Directions for this task: The data must be returned in full and exactly as given.

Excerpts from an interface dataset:

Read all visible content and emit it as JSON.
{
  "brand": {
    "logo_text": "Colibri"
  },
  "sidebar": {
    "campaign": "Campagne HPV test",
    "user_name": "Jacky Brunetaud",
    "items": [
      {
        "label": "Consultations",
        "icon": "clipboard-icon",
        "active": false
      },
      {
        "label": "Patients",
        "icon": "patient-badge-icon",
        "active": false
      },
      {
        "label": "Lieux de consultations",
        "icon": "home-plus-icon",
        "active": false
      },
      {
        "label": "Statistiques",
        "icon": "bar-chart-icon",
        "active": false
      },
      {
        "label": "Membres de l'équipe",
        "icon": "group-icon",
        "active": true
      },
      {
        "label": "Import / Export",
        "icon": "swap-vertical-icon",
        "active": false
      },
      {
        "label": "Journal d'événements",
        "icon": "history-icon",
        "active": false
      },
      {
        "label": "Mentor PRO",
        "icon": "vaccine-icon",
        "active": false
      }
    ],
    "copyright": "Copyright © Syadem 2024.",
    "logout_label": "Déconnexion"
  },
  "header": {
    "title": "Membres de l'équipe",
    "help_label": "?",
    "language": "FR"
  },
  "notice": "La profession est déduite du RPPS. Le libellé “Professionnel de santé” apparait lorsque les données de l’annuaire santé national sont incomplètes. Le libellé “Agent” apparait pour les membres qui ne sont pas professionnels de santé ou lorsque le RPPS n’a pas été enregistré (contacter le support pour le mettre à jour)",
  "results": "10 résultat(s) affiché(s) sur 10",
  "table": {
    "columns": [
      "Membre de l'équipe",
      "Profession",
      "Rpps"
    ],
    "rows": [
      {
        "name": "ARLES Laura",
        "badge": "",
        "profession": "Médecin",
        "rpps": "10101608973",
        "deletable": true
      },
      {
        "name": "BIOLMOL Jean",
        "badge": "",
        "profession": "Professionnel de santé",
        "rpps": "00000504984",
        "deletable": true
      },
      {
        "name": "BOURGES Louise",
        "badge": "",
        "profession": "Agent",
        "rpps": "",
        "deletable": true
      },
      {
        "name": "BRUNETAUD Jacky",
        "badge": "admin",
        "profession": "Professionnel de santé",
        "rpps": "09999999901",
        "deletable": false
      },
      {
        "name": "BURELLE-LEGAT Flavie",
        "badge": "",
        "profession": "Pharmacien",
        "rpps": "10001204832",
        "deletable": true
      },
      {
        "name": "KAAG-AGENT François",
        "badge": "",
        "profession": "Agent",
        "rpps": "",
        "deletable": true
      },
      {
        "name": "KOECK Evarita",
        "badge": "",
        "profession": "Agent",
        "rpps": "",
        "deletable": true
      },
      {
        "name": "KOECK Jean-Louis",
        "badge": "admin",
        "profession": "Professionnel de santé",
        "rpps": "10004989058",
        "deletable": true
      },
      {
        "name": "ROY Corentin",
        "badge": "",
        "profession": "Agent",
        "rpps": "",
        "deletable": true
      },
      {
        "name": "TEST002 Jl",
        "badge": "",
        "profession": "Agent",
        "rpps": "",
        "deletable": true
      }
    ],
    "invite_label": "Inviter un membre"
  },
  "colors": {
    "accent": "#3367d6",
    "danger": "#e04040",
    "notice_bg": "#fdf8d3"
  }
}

Task response:
Read all visible content and emit it as JSON.
{
  "brand": {
    "logo_text": "Colibri"
  },
  "sidebar": {
    "campaign": "Campagne HPV test",
    "user_name": "Jacky Brunetaud",
    "items": [
      {
        "label": "Consultations",
        "icon": "clipboard-icon",
        "active": false
      },
      {
        "label": "Patients",
        "icon": "patient-badge-icon",
        "active": false
      },
      {
        "label": "Lieux de consultations",
        "icon": "home-plus-icon",
        "active": false
      },
      {
        "label": "Statistiques",
        "icon": "bar-chart-icon",
        "active": false
      },
      {
        "label": "Membres de l'équipe",
        "icon": "group-icon",
        "active": true
      },
      {
        "label": "Import / Export",
        "icon": "swap-vertical-icon",
        "active": false
      },
      {
        "label": "Journal d'événements",
        "icon": "history-icon",
        "active": false
      },
      {
        "label": "Mentor PRO",
        "icon": "vaccine-icon",
        "active": false
      }
    ],
    "copyright": "Copyright © Syadem 2024.",
    "logout_label": "Déconnexion"
  },
  "header": {
    "title": "Membres de l'équipe",
    "help_label": "?",
    "language": "FR"
  },
  "notice": "La profession est déduite du RPPS. Le libellé “Professionnel de santé” apparait lorsque les données de l’annuaire santé national sont incomplètes. Le libellé “Agent” apparait pour les membres qui ne sont pas professionnels de santé ou lorsque le RPPS n’a pas été enregistré (contacter le support pour le mettre à jour)",
  "results": "10 résultat(s) affiché(s) sur 10",
  "table": {
    "columns": [
      "Membre de l'équipe",
      "Profession",
      "Rpps"
    ],
    "rows": [
      {
        "name": "ARLES Laura",
        "badge": "",
        "profession": "Médecin",
        "rpps": "10101608973",
        "deletable": true
      },
      {
        "name": "BIOLMOL Jean",
        "badge": "",
        "profession": "Professionnel de santé",
        "rpps": "00000504984",
        "deletable": true
      },
      {
        "name": "BOURGES Louise",
        "badge": "",
        "profession": "Agent",
        "rpps": "",
        "deletable": true
      },
      {
        "name": "BRUNETAUD Jacky",
        "badge": "admin",
        "profession": "Professionnel de santé",
        "rpps": "09999999901",
        "deletable": false
      },
      {
        "name": "BURELLE-LEGAT Flavie",
        "badge": "",
        "profession": "Pharmacien",
        "rpps": "10001204832",
        "deletable": true
      },
      {
        "name": "KAAG-AGENT François",
        "badge": "",
        "profession": "Agent",
        "rpps": "",
        "deletable": true
      },
      {
        "name": "KOECK Evarita",
        "badge": "",
        "profession": "Agent",
        "rpps": "",
        "deletable": true
      },
      {
        "name": "KOECK Jean-Louis",
        "badge": "admin",
        "profession": "Professionnel de santé",
        "rpps": "10004989058",
        "deletable": true
      },
      {
        "name": "ROY Corentin",
        "badge": "",
        "profession": "Agent",
        "rpps": "",
        "deletable": true
      },
      {
        "name": "TEST002 Jl",
        "badge": "",
        "profession": "Agent",
        "rpps": "",
        "deletable": true
      }
    ],
    "invite_label": "Inviter un membre"
  },
  "colors": {
    "accent": "#3367d6",
    "danger": "#e04040",
    "notice_bg": "#fdf8d3"
  }
}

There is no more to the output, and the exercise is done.